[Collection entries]
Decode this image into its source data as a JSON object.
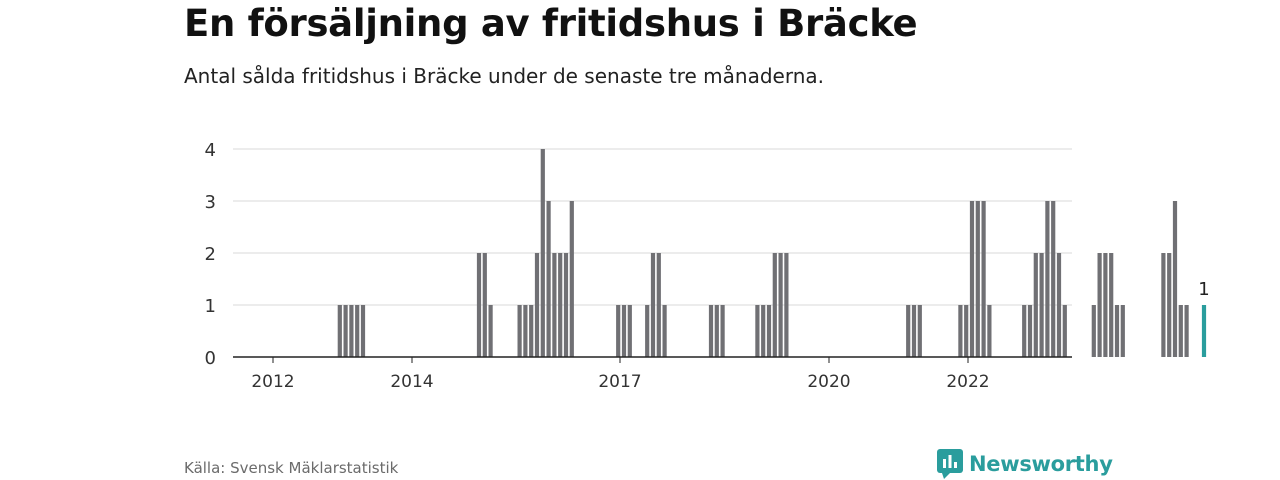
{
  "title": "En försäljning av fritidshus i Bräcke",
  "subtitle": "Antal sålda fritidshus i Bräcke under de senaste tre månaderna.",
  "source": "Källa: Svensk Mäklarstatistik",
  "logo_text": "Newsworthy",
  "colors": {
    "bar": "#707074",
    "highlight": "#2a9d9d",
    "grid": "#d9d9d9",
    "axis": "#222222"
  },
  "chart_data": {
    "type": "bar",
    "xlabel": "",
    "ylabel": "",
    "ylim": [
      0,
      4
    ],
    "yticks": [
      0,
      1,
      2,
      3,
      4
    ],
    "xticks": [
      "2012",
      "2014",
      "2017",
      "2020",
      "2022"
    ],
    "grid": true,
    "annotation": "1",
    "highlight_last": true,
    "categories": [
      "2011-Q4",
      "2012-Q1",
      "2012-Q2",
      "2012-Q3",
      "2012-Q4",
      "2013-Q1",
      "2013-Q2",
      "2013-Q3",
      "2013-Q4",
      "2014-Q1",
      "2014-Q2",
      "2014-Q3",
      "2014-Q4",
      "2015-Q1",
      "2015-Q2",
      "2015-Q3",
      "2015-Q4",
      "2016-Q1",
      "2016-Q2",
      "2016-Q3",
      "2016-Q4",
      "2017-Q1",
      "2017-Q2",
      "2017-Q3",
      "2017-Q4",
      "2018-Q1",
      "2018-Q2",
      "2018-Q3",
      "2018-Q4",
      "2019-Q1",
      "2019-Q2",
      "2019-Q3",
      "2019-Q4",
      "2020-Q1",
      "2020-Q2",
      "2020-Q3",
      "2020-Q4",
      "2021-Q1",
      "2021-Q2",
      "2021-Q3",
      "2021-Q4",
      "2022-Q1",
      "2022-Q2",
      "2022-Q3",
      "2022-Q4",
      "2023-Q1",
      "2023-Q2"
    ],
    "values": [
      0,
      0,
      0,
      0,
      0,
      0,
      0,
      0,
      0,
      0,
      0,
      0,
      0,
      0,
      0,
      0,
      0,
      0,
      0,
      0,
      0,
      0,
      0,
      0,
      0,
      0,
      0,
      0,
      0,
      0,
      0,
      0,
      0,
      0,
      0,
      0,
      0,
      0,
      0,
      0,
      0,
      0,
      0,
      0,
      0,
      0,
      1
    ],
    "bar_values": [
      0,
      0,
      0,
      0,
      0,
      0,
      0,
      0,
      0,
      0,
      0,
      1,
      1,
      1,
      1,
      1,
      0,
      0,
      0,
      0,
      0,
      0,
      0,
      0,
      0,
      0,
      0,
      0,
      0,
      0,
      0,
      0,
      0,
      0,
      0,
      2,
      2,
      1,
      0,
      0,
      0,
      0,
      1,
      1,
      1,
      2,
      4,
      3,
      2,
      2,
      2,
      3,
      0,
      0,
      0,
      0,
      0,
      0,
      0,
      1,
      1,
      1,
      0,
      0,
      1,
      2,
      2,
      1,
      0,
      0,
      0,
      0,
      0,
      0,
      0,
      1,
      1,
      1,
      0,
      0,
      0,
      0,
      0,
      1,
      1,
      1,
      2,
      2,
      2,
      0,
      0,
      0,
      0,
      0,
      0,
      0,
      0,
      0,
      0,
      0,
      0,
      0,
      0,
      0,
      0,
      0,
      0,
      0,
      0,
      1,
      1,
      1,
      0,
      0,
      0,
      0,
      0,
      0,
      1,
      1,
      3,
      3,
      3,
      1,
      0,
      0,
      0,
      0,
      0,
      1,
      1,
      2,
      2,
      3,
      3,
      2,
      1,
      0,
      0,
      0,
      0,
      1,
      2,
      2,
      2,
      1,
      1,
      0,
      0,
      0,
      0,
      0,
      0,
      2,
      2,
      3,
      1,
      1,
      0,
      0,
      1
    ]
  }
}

==

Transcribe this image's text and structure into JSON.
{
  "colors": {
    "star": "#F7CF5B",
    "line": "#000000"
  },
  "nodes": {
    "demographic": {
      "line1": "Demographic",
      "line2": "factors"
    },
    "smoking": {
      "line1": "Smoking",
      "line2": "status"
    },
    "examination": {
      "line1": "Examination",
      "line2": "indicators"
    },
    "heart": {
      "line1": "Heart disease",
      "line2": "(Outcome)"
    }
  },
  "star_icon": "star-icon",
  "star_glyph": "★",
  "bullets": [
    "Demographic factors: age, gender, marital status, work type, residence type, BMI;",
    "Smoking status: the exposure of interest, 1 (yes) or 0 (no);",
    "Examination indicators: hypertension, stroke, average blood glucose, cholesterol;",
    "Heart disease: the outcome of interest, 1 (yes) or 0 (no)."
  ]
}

Brief:
Count the lines above that contain the word "into", and give only that number.

Response:
2